— Start of WORKING DATA —
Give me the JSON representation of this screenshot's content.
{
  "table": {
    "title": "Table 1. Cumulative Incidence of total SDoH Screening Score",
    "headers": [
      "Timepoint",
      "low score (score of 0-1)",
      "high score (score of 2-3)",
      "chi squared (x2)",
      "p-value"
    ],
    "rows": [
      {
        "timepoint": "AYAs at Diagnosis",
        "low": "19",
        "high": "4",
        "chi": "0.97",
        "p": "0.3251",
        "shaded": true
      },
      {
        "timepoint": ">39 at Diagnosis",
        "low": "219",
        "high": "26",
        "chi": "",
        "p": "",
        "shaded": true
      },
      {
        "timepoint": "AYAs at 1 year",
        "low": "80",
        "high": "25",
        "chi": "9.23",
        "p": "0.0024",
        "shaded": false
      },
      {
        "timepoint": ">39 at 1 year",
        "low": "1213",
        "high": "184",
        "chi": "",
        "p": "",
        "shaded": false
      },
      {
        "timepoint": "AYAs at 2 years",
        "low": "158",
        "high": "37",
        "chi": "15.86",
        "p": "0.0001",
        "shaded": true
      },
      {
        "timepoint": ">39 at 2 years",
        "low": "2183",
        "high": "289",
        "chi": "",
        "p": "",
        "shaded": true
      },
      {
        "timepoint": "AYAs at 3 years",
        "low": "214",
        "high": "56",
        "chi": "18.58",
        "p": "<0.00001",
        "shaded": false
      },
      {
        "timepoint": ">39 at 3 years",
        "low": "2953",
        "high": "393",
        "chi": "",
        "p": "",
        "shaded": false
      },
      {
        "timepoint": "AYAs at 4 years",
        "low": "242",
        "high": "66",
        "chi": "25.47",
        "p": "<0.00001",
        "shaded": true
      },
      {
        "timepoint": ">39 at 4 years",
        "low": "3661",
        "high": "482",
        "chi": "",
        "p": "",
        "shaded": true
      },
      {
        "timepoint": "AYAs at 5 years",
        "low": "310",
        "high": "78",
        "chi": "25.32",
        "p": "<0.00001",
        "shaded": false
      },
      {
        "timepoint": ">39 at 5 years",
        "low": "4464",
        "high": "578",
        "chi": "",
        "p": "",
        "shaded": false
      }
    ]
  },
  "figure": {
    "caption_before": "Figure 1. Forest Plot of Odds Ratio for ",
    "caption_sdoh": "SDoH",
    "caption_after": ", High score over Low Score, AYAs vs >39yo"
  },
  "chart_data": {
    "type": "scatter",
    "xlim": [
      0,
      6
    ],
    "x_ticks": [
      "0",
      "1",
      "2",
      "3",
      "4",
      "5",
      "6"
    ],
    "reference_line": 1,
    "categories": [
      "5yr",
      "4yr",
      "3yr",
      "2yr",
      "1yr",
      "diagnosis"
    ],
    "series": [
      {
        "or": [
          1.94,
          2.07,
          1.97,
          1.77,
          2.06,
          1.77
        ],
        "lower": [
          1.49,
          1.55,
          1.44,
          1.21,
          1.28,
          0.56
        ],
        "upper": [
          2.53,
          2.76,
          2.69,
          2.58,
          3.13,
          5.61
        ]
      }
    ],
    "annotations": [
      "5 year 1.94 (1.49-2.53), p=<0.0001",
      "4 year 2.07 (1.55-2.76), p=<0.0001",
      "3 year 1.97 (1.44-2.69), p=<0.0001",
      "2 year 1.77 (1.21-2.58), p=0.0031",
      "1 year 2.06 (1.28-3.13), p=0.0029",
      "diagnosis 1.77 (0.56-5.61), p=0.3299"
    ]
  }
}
— End of WORKING DATA —
WHAT TO PRODUCE
Filter the listing above by the word "AYAs"; copy each line that passes.

WRITTEN SOLUTION
        "timepoint": "AYAs at Diagnosis",
        "timepoint": "AYAs at 1 year",
        "timepoint": "AYAs at 2 years",
        "timepoint": "AYAs at 3 years",
        "timepoint": "AYAs at 4 years",
        "timepoint": "AYAs at 5 years",
    "caption_after": ", High score over Low Score, AYAs vs >39yo"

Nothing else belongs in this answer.